» **Problem**
Tally up the lines where the string "false" appears; reply with the number only.

» **Source material**
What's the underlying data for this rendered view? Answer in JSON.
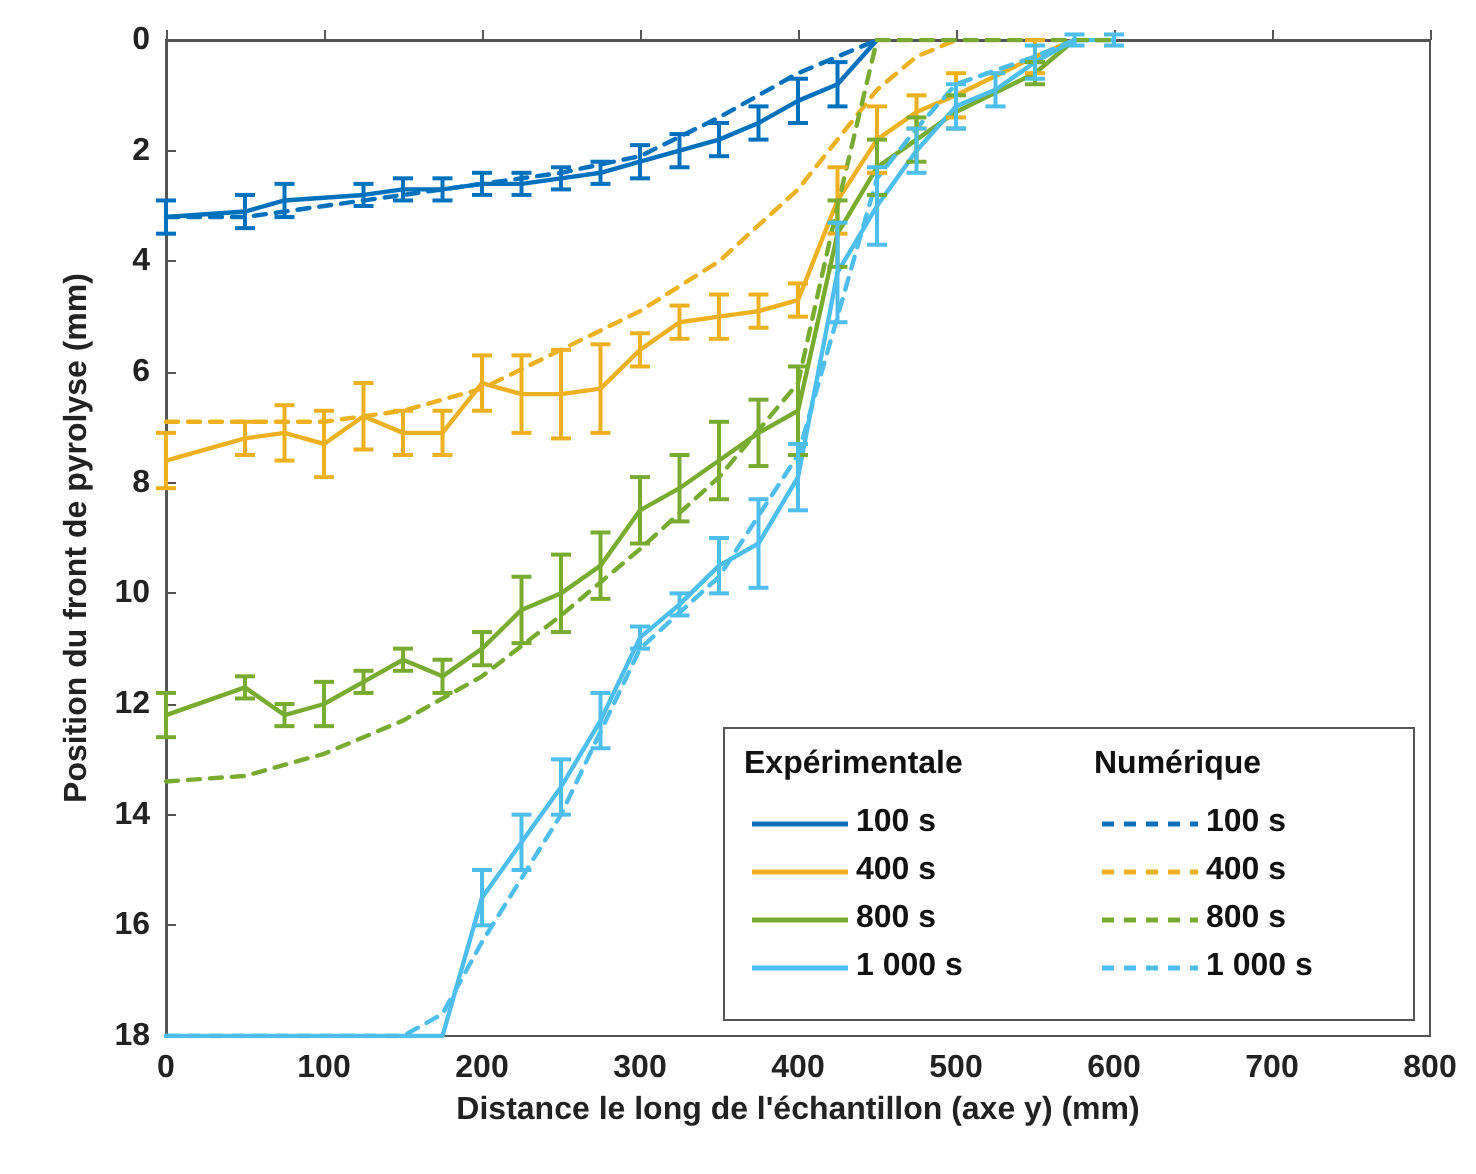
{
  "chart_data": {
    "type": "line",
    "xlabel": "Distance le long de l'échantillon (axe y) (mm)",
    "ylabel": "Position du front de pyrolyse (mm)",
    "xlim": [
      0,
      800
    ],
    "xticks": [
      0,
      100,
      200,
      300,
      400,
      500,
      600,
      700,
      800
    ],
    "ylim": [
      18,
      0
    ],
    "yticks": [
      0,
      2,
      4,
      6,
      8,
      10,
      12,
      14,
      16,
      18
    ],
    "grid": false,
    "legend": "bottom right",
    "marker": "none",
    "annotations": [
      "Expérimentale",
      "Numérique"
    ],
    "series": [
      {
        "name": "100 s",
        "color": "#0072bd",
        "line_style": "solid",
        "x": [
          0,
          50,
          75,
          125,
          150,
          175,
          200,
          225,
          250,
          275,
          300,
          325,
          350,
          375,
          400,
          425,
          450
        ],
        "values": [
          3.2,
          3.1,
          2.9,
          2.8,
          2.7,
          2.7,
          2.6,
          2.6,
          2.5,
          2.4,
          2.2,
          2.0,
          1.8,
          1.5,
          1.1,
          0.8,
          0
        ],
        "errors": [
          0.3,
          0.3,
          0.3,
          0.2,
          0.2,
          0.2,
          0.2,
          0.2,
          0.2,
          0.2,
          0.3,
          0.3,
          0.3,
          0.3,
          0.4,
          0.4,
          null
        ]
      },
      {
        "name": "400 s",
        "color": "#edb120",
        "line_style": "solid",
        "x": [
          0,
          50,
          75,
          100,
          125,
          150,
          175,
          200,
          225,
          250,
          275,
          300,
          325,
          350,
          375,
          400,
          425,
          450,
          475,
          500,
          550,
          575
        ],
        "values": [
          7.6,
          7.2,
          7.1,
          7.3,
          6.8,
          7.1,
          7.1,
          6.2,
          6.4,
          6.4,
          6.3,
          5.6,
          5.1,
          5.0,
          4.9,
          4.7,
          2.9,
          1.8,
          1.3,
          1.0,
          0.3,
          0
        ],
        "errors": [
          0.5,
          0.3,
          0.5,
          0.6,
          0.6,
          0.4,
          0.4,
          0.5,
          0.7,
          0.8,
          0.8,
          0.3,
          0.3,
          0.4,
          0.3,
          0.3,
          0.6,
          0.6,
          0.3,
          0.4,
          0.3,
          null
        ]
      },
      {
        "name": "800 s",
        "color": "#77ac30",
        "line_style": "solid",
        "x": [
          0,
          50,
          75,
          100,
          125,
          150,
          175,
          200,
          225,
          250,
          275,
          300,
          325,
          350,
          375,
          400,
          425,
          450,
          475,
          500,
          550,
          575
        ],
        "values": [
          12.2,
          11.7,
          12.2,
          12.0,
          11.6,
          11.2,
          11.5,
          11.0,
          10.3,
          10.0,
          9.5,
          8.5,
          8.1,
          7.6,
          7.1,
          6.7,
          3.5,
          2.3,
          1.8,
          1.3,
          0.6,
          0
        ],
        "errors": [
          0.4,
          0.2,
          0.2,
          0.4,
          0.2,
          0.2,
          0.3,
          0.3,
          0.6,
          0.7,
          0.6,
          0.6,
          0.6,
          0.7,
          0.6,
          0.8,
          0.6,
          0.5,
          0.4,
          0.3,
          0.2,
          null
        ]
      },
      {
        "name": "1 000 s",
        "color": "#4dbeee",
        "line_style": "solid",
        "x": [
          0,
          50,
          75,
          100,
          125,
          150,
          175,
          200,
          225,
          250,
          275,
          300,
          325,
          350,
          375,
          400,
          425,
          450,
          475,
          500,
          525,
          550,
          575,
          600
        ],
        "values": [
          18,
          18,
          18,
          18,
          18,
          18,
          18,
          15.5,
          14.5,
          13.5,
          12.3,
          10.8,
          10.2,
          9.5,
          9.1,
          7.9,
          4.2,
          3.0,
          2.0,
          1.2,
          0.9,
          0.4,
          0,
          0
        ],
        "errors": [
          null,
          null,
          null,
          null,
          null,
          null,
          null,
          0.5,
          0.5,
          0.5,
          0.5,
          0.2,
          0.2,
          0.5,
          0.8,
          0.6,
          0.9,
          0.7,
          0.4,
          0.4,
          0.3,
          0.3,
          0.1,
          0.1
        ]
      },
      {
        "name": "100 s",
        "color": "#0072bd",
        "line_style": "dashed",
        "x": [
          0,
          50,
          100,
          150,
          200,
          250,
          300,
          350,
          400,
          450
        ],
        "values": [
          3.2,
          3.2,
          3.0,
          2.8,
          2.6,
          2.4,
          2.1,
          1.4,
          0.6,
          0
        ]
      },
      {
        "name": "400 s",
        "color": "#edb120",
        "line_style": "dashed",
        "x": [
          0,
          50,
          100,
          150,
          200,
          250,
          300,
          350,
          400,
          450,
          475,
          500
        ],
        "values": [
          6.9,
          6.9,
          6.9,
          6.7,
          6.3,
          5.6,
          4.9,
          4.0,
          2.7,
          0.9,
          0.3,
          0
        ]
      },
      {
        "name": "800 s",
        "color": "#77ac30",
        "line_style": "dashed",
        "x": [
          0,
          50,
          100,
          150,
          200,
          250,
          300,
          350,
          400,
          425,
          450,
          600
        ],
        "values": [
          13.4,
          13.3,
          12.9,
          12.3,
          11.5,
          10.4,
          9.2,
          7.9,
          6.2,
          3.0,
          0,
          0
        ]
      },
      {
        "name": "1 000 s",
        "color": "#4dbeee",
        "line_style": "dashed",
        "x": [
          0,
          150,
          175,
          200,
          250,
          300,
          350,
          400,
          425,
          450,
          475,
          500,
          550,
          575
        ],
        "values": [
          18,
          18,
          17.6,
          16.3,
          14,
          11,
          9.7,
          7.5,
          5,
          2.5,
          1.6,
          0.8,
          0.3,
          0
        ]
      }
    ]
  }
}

==

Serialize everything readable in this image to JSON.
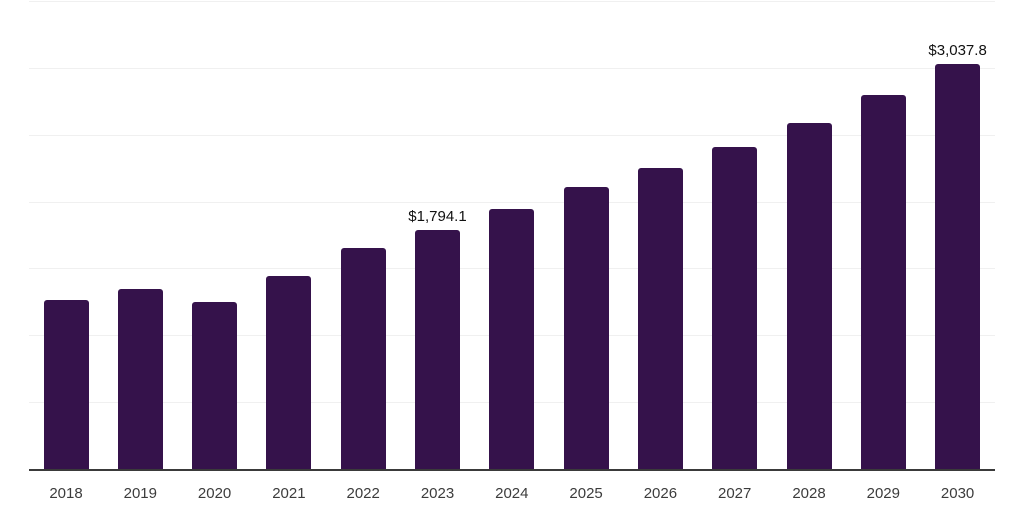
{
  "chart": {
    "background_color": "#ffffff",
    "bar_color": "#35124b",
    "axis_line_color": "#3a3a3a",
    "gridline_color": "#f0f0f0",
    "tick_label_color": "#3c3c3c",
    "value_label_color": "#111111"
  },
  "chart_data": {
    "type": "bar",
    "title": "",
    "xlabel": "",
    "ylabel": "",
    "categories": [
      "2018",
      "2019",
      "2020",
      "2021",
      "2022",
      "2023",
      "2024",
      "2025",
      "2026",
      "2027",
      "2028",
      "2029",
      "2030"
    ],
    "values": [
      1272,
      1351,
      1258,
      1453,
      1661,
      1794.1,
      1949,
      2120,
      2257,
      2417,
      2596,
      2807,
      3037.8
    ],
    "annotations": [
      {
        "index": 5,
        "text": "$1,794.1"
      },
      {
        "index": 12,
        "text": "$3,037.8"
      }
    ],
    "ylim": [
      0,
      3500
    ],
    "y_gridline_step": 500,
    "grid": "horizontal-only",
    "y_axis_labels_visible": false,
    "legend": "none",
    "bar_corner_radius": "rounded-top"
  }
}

--

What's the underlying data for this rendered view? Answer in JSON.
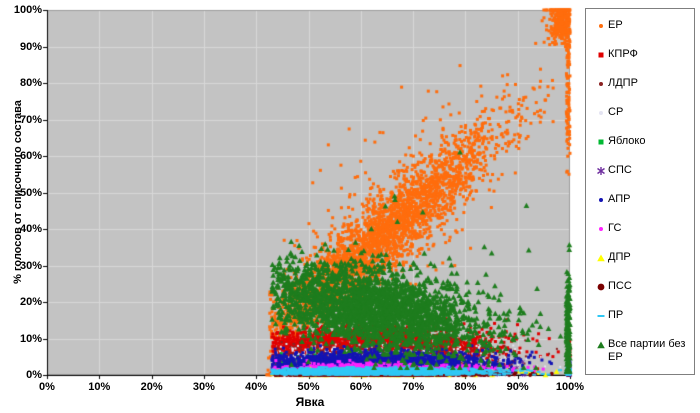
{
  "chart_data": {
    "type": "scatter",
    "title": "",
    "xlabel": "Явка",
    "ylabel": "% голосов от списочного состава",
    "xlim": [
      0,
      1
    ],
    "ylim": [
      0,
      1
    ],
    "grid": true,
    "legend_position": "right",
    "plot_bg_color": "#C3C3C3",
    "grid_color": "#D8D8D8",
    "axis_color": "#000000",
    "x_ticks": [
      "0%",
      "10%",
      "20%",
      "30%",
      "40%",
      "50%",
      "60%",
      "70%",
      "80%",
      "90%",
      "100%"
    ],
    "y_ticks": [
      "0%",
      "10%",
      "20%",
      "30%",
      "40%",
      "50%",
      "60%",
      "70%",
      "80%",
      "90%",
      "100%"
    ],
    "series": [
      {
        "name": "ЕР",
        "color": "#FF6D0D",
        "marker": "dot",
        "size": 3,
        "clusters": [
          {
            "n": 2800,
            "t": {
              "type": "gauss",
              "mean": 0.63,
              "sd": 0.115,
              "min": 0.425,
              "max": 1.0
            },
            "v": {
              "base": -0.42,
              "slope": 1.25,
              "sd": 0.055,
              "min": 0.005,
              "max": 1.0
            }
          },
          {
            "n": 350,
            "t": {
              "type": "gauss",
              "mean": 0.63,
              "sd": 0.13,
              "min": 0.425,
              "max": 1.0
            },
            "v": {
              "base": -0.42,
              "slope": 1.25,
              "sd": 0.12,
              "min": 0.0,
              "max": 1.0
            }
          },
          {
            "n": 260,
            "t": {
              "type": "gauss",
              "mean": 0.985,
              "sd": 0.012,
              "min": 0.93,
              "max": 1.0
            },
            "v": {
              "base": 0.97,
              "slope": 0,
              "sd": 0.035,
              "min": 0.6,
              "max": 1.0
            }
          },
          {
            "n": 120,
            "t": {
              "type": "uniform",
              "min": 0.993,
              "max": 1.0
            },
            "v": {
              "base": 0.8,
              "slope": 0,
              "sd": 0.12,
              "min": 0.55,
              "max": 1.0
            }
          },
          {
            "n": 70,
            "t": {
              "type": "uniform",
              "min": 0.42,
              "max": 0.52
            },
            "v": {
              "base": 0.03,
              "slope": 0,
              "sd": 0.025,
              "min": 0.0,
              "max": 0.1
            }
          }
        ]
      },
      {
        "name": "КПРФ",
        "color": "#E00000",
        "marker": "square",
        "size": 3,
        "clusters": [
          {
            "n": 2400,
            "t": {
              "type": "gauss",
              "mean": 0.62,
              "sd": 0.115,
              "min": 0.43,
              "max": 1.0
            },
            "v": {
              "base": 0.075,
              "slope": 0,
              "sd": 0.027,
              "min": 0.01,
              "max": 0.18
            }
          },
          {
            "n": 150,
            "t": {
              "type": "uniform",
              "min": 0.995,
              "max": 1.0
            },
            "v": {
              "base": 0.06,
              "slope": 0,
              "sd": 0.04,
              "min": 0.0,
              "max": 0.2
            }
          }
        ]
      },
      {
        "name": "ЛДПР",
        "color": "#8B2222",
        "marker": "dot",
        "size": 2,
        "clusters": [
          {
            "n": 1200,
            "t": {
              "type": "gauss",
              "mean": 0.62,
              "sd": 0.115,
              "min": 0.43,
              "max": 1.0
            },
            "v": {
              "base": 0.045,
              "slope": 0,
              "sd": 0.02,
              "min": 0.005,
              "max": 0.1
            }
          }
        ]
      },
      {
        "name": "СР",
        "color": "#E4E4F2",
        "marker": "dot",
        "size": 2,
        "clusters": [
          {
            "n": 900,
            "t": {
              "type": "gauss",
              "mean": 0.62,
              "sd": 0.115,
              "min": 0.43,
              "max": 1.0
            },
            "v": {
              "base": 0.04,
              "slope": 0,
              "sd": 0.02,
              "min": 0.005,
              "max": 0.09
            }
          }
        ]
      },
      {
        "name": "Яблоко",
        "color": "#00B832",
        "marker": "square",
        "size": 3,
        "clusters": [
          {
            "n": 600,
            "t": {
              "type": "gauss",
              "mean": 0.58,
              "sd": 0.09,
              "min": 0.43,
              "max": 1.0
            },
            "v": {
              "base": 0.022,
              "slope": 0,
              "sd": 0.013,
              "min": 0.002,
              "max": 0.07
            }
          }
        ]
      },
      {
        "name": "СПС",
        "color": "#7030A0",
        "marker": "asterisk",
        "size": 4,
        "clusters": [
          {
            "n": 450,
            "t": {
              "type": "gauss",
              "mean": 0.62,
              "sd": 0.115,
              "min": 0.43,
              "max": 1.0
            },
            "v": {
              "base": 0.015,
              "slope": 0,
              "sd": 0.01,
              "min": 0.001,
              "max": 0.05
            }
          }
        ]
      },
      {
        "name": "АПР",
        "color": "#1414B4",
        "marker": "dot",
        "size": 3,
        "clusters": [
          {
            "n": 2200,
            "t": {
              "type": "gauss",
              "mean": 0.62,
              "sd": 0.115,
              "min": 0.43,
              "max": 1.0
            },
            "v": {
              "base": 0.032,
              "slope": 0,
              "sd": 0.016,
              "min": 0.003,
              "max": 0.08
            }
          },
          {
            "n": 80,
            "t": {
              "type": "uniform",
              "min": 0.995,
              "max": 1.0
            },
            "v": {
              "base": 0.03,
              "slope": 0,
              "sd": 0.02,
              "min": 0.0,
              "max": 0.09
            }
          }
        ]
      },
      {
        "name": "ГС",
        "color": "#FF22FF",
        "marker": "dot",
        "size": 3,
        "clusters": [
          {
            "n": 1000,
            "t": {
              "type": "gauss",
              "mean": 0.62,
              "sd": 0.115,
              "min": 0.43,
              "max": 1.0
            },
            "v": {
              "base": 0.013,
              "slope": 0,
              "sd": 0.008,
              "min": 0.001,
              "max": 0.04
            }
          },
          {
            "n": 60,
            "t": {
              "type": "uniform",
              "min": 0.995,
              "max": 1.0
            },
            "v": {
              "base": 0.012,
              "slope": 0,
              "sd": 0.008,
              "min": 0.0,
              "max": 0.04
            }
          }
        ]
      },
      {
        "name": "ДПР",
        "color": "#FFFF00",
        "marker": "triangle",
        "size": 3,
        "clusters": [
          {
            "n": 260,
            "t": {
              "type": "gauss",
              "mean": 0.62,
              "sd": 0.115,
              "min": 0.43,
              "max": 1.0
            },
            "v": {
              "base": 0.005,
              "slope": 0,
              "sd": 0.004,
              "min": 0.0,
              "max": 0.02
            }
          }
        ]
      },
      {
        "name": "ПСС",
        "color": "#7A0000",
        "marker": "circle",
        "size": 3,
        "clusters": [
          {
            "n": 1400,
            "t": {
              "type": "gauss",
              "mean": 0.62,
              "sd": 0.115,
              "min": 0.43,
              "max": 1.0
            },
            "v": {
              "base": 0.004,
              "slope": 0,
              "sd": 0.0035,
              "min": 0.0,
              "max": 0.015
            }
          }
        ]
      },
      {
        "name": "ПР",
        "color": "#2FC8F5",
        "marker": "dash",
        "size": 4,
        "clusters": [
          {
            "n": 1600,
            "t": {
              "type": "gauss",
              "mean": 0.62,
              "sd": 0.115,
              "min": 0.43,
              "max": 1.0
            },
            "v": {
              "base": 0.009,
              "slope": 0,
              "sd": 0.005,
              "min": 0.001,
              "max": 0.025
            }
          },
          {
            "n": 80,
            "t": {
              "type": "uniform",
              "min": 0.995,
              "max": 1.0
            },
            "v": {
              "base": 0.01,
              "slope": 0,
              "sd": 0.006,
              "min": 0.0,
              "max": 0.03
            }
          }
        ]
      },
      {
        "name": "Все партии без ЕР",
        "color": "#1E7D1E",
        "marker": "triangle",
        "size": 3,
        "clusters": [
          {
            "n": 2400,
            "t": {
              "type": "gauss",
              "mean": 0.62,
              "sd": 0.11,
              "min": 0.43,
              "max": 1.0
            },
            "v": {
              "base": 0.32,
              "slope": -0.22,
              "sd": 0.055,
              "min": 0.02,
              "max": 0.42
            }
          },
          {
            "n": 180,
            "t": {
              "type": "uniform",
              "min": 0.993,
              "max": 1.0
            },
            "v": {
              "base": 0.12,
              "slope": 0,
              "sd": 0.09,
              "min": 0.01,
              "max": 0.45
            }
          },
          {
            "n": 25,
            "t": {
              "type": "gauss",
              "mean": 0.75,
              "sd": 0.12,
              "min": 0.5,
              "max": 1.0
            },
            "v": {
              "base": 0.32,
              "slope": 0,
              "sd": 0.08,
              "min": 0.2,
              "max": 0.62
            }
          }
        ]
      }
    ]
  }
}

» **Task output**
2